Written task:
Reproduce every one of the following rows with each occurrence of "body-line" switched to "text-line" and nothing else altered. Omit the pictures from the result.

Excerpted records:
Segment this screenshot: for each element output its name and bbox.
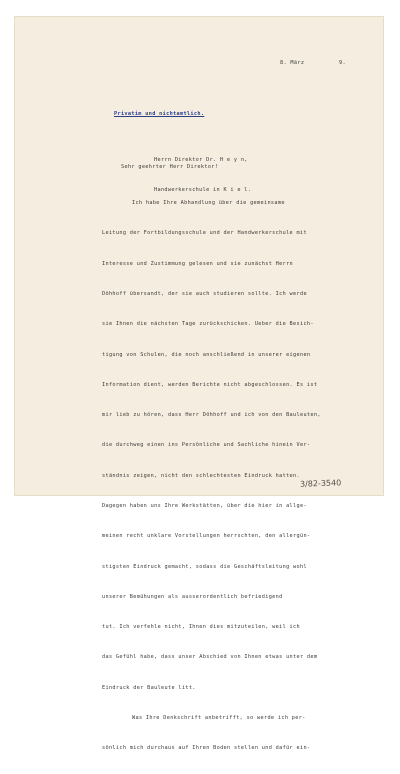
- body-line: unserer Bemühungen als ausserordentlich befriedigend: [102, 593, 283, 600]
- body-line: das Gefühl habe, dass unser Abschied von Ihnen etwas unter dem: [102, 654, 318, 661]
- letter-date: 8. März 9.: [280, 60, 346, 66]
- recipient-line: Herrn Direktor Dr. H e y n,: [154, 157, 248, 163]
- body-line: mir lieb zu hören, dass Herr Döhhoff und ich von den Bauleuten,: [102, 412, 321, 419]
- archive-mark: 3/82-3540: [299, 478, 342, 489]
- body-line: tut. Ich verfehle nicht, Ihnen dies mitzuteilen, weil ich: [102, 624, 300, 631]
- letter-sheet: [14, 16, 384, 752]
- body-line: ständnis zeigen, nicht den schlechtesten Eindruck hatten.: [102, 472, 300, 479]
- body-line: tigung von Schulen, die noch anschließend in unserer eigenen: [102, 351, 311, 358]
- body-line: sie Ihnen die nächsten Tage zurückschicken. Ueber die Besich-: [102, 321, 314, 328]
- body-line: die durchweg einen ins Persönliche und Sachliche hinein Ver-: [102, 442, 311, 449]
- body-line: meinen recht unklare Vorstellungen herrschten, den allergün-: [102, 533, 311, 540]
- body-line: Information dient, werden Berichte nicht abgeschlossen. Es ist: [102, 381, 318, 388]
- body-line: stigsten Eindruck gemacht, sodass die Geschäftsleitung wohl: [102, 563, 307, 570]
- body-line: Dagegen haben uns Ihre Werkstätten, über die hier in allge-: [102, 503, 307, 509]
- letter-heading: Privatim und nichtamtlich.: [114, 111, 205, 117]
- letter-salutation: Sehr geehrter Herr Direktor!: [121, 164, 219, 170]
- body-line: Eindruck der Bauleute litt.: [102, 684, 196, 691]
- letter-body: [102, 178, 321, 774]
- recipient-line: Handwerkerschule in K i e l.: [154, 187, 252, 193]
- body-line: Ich habe Ihre Abhandlung über die gemeinsame: [132, 200, 285, 207]
- body-line: Interesse und Zustimmung gelesen und sie zunächst Herrn: [102, 260, 294, 267]
- body-line: Was Ihre Denkschrift anbetrifft, so werde ich per-: [132, 714, 306, 721]
- body-line: Döhhoff übersandt, der sie auch studieren sollte. Ich werde: [102, 291, 307, 298]
- body-line: sönlich mich durchaus auf Ihren Boden stellen und dafür ein-: [102, 745, 311, 752]
- body-line: Leitung der Fortbildungsschule und der Handwerkerschule mit: [102, 230, 307, 237]
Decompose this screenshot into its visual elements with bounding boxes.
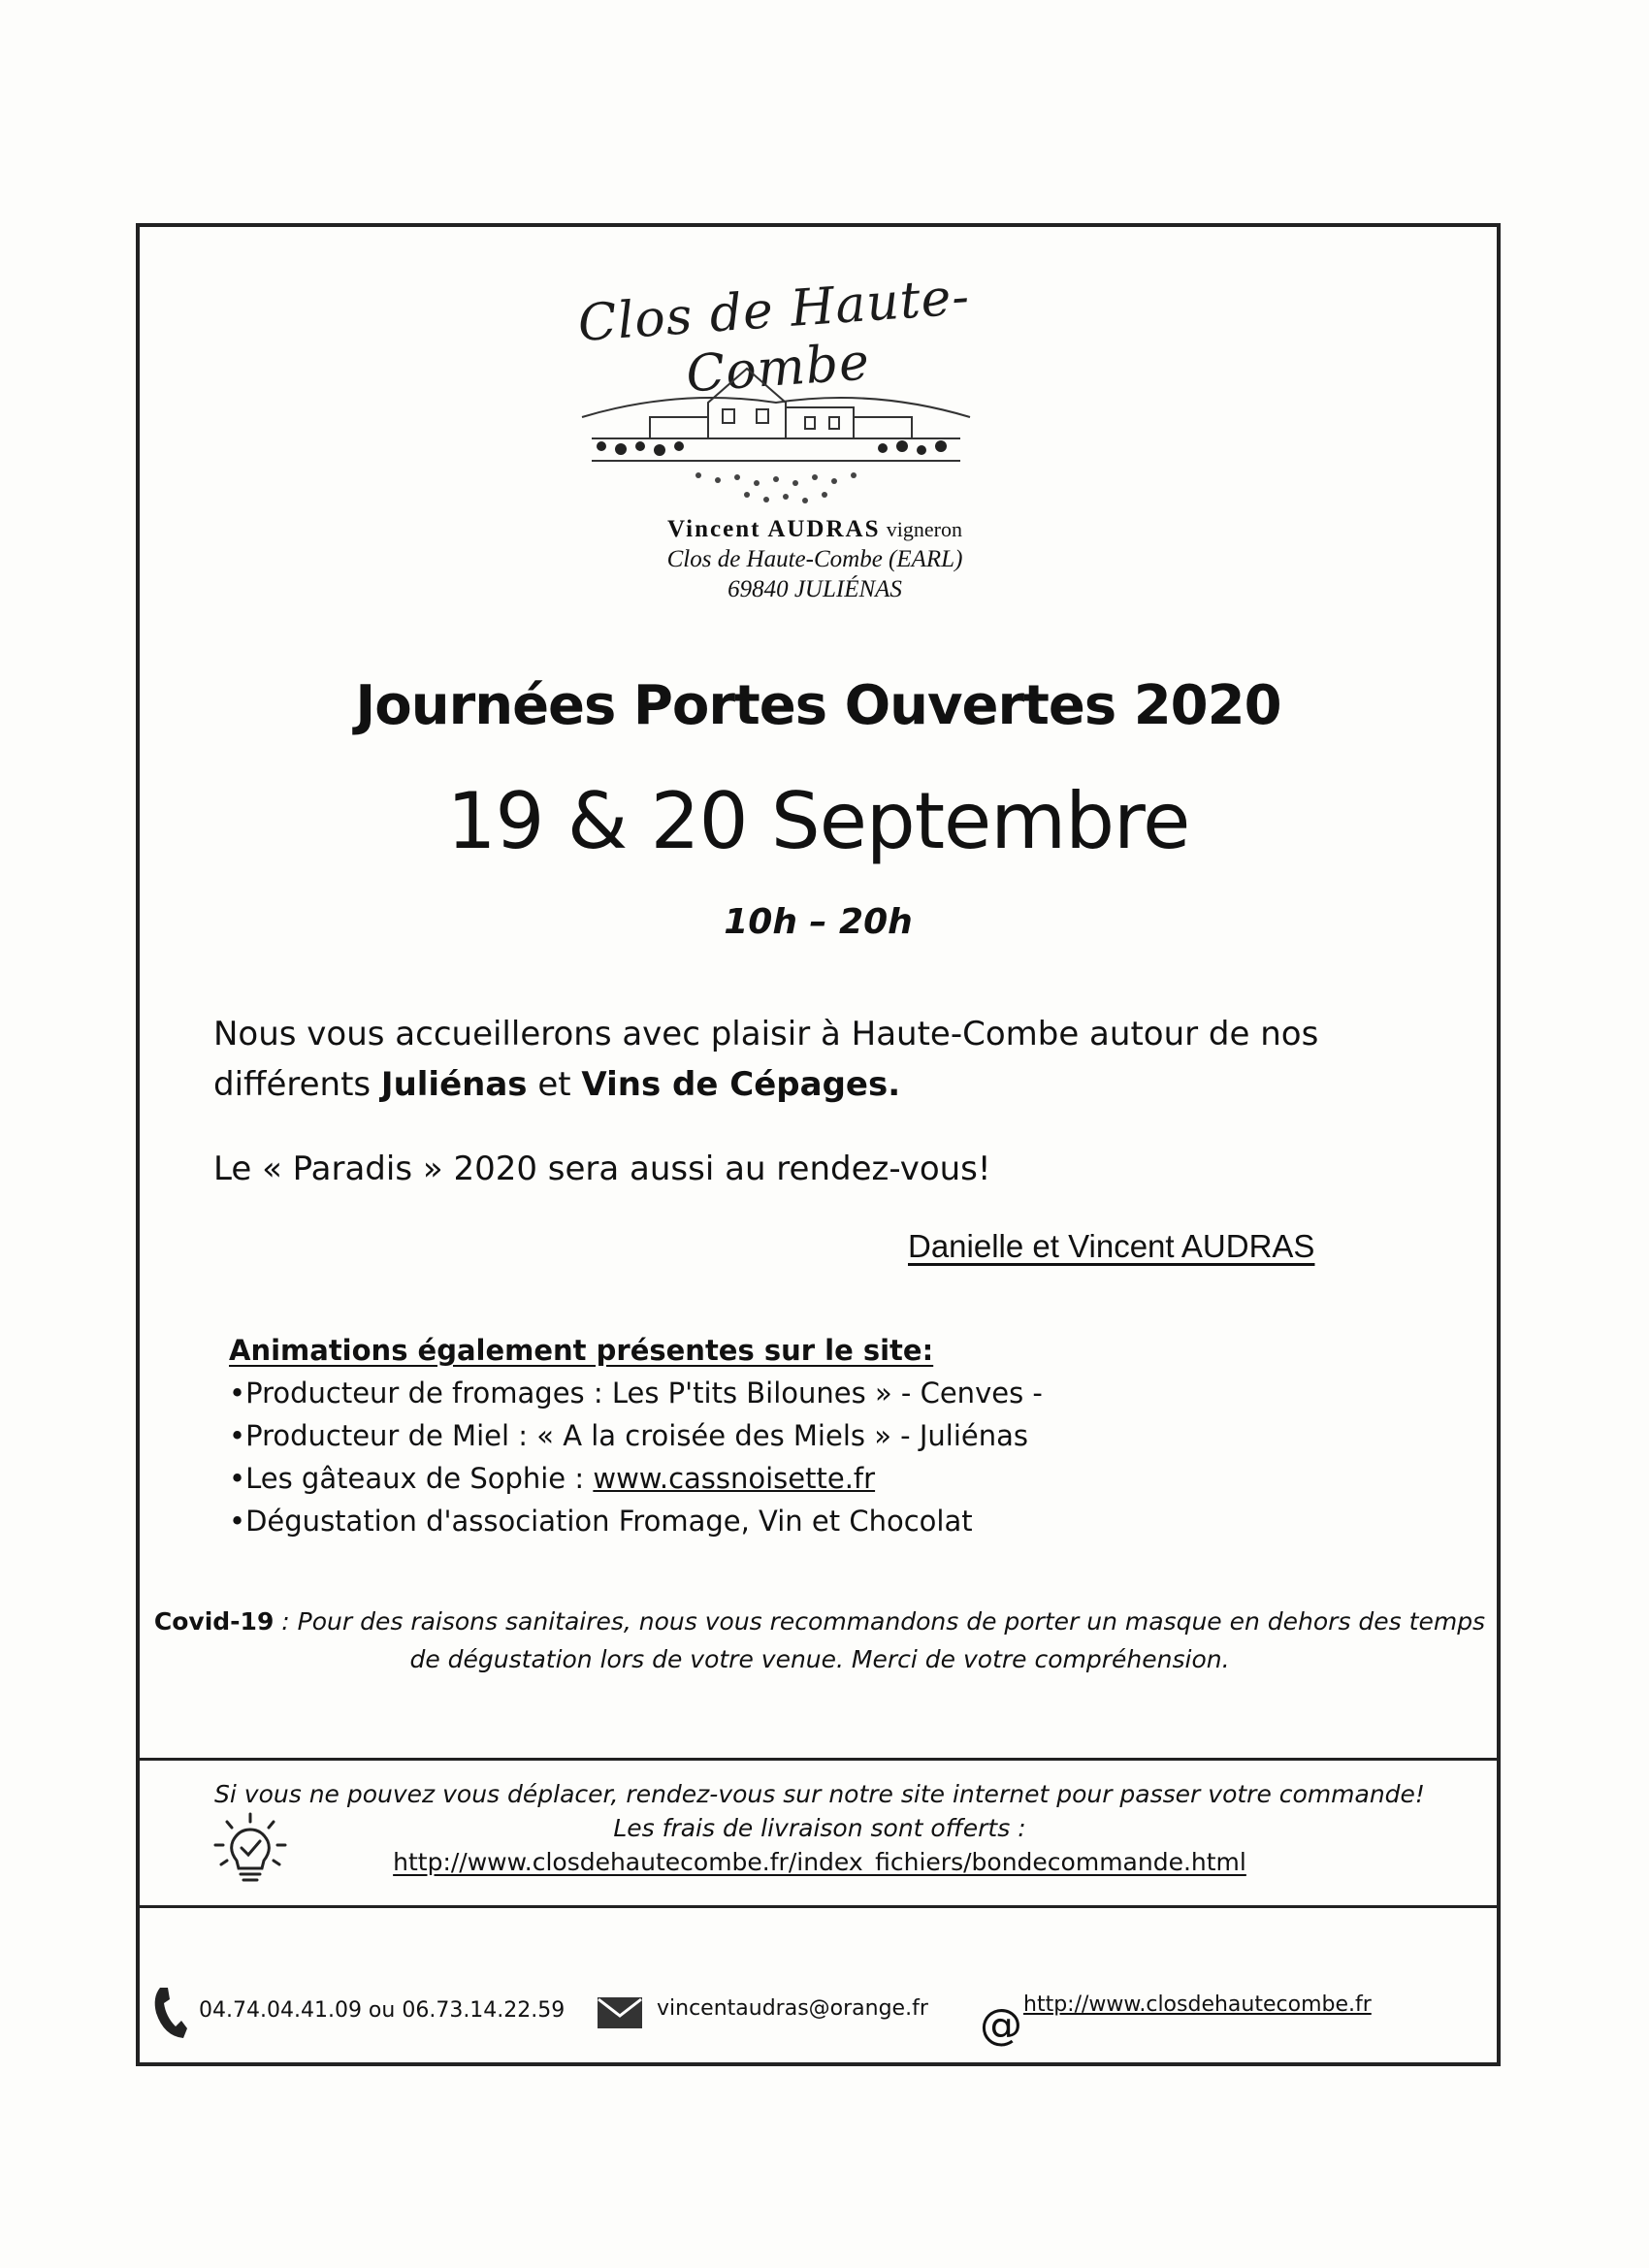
signature: Danielle et Vincent AUDRAS — [908, 1228, 1315, 1264]
covid-label: Covid-19 — [153, 1607, 275, 1636]
animation-item-fromages: •Producteur de fromages : Les P'tits Bilounes » - Cenves - — [229, 1377, 1043, 1409]
producer-name-line — [524, 514, 1106, 544]
intro-text-1: Nous vous accueillerons avec plaisir à Haute-Combe autour de nos différents — [213, 1015, 1319, 1104]
separator-bottom — [136, 1905, 1501, 1908]
producer-estate: Clos de Haute-Combe (EARL) — [666, 546, 963, 572]
producer-block — [524, 514, 1106, 604]
website-link[interactable]: http://www.closdehautecombe.fr — [1023, 1993, 1372, 2017]
gateaux-label: •Les gâteaux de Sophie : — [229, 1462, 594, 1495]
intro-paragraph — [213, 1009, 1436, 1110]
order-line-2: Les frais de livraison sont offerts : — [613, 1814, 1026, 1842]
producer-address: 69840 JULIÉNAS — [728, 576, 902, 602]
producer-role: vigneron — [886, 517, 962, 541]
at-sign-icon: @ — [980, 2000, 1022, 2050]
intro-vins-cepages: Vins de Cépages. — [581, 1065, 901, 1104]
intro-text-2: et — [527, 1065, 582, 1104]
order-line-1: Si vous ne pouvez vous déplacer, rendez-vous sur notre site internet pour passer votre commande! — [214, 1780, 1425, 1808]
cassnoisette-link[interactable]: www.cassnoisette.fr — [593, 1462, 876, 1495]
covid-notice — [146, 1603, 1494, 1678]
animations-list — [229, 1329, 1393, 1542]
chateau-illustration — [563, 349, 989, 514]
lightbulb-check-icon — [211, 1812, 289, 1890]
event-hours: 10h – 20h — [724, 902, 913, 942]
phone-numbers[interactable]: 04.74.04.41.09 ou 06.73.14.22.59 — [199, 1998, 566, 2023]
animation-item-gateaux — [229, 1457, 1393, 1500]
intro-julienas: Juliénas — [380, 1065, 528, 1104]
order-url-link[interactable]: http://www.closdehautecombe.fr/index_fichiers/bondecommande.html — [393, 1848, 1246, 1876]
paradis-line: Le « Paradis » 2020 sera aussi au rendez-vous! — [213, 1150, 991, 1188]
separator-top — [136, 1758, 1501, 1761]
estate-logo — [524, 268, 1028, 524]
phone-icon — [150, 1984, 189, 2042]
envelope-icon — [597, 1996, 643, 2029]
event-date: 19 & 20 Septembre — [446, 776, 1190, 866]
email-address[interactable]: vincentaudras@orange.fr — [657, 1996, 928, 2021]
logo-script-text: Clos de Haute-Combe — [575, 268, 972, 405]
producer-name: Vincent AUDRAS — [667, 516, 881, 542]
covid-text: : Pour des raisons sanitaires, nous vous recommandons de porter un masque en dehors des temps de dégustation lors de votre venue. Merci de votre compréhension. — [274, 1607, 1486, 1673]
animation-item-miel: •Producteur de Miel : « A la croisée des Miels » - Juliénas — [229, 1419, 1029, 1452]
animations-heading: Animations également présentes sur le site: — [229, 1334, 934, 1367]
animation-item-degustation: •Dégustation d'association Fromage, Vin et Chocolat — [229, 1505, 973, 1538]
event-title: Journées Portes Ouvertes 2020 — [355, 674, 1281, 737]
order-block — [146, 1777, 1494, 1879]
contact-bar — [150, 1979, 1489, 2050]
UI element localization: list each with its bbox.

Output below:
Segment this screenshot: for each element output its name and bbox.
- text-line: unserer Bemühungen als ausserordentlich befriedigend: [102, 593, 283, 600]
- text-line: das Gefühl habe, dass unser Abschied von Ihnen etwas unter dem: [102, 654, 318, 661]
- letter-date: 8. März 9.: [280, 60, 346, 66]
- recipient-line: Herrn Direktor Dr. H e y n,: [154, 157, 248, 163]
- text-line: mir lieb zu hören, dass Herr Döhhoff und ich von den Bauleuten,: [102, 412, 321, 419]
- archive-mark: 3/82-3540: [299, 478, 342, 489]
- text-line: tut. Ich verfehle nicht, Ihnen dies mitzuteilen, weil ich: [102, 624, 300, 631]
- letter-sheet: [14, 16, 384, 752]
- text-line: ständnis zeigen, nicht den schlechtesten Eindruck hatten.: [102, 472, 300, 479]
- text-line: tigung von Schulen, die noch anschließend in unserer eigenen: [102, 351, 311, 358]
- text-line: sie Ihnen die nächsten Tage zurückschicken. Ueber die Besich-: [102, 321, 314, 328]
- text-line: die durchweg einen ins Persönliche und Sachliche hinein Ver-: [102, 442, 311, 449]
- text-line: meinen recht unklare Vorstellungen herrschten, den allergün-: [102, 533, 311, 540]
- text-line: Information dient, werden Berichte nicht abgeschlossen. Es ist: [102, 381, 318, 388]
- text-line: stigsten Eindruck gemacht, sodass die Geschäftsleitung wohl: [102, 563, 307, 570]
- text-line: Dagegen haben uns Ihre Werkstätten, über die hier in allge-: [102, 503, 307, 509]
- letter-heading: Privatim und nichtamtlich.: [114, 111, 205, 117]
- letter-salutation: Sehr geehrter Herr Direktor!: [121, 164, 219, 170]
- text-line: Eindruck der Bauleute litt.: [102, 684, 196, 691]
- letter-body: [102, 178, 321, 774]
- recipient-line: Handwerkerschule in K i e l.: [154, 187, 252, 193]
- text-line: Ich habe Ihre Abhandlung über die gemeinsame: [132, 200, 285, 207]
- text-line: Interesse und Zustimmung gelesen und sie zunächst Herrn: [102, 260, 294, 267]
- text-line: Was Ihre Denkschrift anbetrifft, so werde ich per-: [132, 714, 306, 721]
- text-line: Döhhoff übersandt, der sie auch studieren sollte. Ich werde: [102, 291, 307, 298]
- text-line: sönlich mich durchaus auf Ihren Boden stellen und dafür ein-: [102, 745, 311, 752]
- text-line: Leitung der Fortbildungsschule und der Handwerkerschule mit: [102, 230, 307, 237]
Decompose this screenshot into its visual elements with bounding boxes.
signature: Danielle et Vincent AUDRAS — [908, 1228, 1315, 1264]
covid-label: Covid-19 — [153, 1607, 275, 1636]
animation-item-fromages: •Producteur de fromages : Les P'tits Bilounes » - Cenves - — [229, 1377, 1043, 1409]
producer-name-line — [524, 514, 1106, 544]
intro-text-1: Nous vous accueillerons avec plaisir à Haute-Combe autour de nos différents — [213, 1015, 1319, 1104]
separator-bottom — [136, 1905, 1501, 1908]
producer-estate: Clos de Haute-Combe (EARL) — [666, 546, 963, 572]
producer-block — [524, 514, 1106, 604]
website-link[interactable]: http://www.closdehautecombe.fr — [1023, 1993, 1372, 2017]
gateaux-label: •Les gâteaux de Sophie : — [229, 1462, 594, 1495]
intro-paragraph — [213, 1009, 1436, 1110]
order-line-2: Les frais de livraison sont offerts : — [613, 1814, 1026, 1842]
producer-address: 69840 JULIÉNAS — [728, 576, 902, 602]
producer-role: vigneron — [886, 517, 962, 541]
at-sign-icon: @ — [980, 2000, 1022, 2050]
intro-vins-cepages: Vins de Cépages. — [581, 1065, 901, 1104]
intro-text-2: et — [527, 1065, 582, 1104]
order-line-1: Si vous ne pouvez vous déplacer, rendez-vous sur notre site internet pour passer votre commande! — [214, 1780, 1425, 1808]
cassnoisette-link[interactable]: www.cassnoisette.fr — [593, 1462, 876, 1495]
covid-notice — [146, 1603, 1494, 1678]
animations-list — [229, 1329, 1393, 1542]
chateau-illustration — [563, 349, 989, 514]
lightbulb-check-icon — [211, 1812, 289, 1890]
event-hours: 10h – 20h — [724, 902, 913, 942]
phone-numbers[interactable]: 04.74.04.41.09 ou 06.73.14.22.59 — [199, 1998, 566, 2023]
animation-item-gateaux — [229, 1457, 1393, 1500]
intro-julienas: Juliénas — [380, 1065, 528, 1104]
order-url-link[interactable]: http://www.closdehautecombe.fr/index_fichiers/bondecommande.html — [393, 1848, 1246, 1876]
paradis-line: Le « Paradis » 2020 sera aussi au rendez-vous! — [213, 1150, 991, 1188]
separator-top — [136, 1758, 1501, 1761]
estate-logo — [524, 268, 1028, 524]
phone-icon — [150, 1984, 189, 2042]
envelope-icon — [597, 1996, 643, 2029]
event-date: 19 & 20 Septembre — [446, 776, 1190, 866]
email-address[interactable]: vincentaudras@orange.fr — [657, 1996, 928, 2021]
logo-script-text: Clos de Haute-Combe — [575, 268, 972, 405]
producer-name: Vincent AUDRAS — [667, 516, 881, 542]
covid-text: : Pour des raisons sanitaires, nous vous recommandons de porter un masque en dehors des temps de dégustation lors de votre venue. Merci de votre compréhension. — [274, 1607, 1486, 1673]
animation-item-miel: •Producteur de Miel : « A la croisée des Miels » - Juliénas — [229, 1419, 1029, 1452]
animations-heading: Animations également présentes sur le site: — [229, 1334, 934, 1367]
animation-item-degustation: •Dégustation d'association Fromage, Vin et Chocolat — [229, 1505, 973, 1538]
event-title: Journées Portes Ouvertes 2020 — [355, 674, 1281, 737]
order-block — [146, 1777, 1494, 1879]
contact-bar — [150, 1979, 1489, 2050]
UI element localization: list each with its bbox.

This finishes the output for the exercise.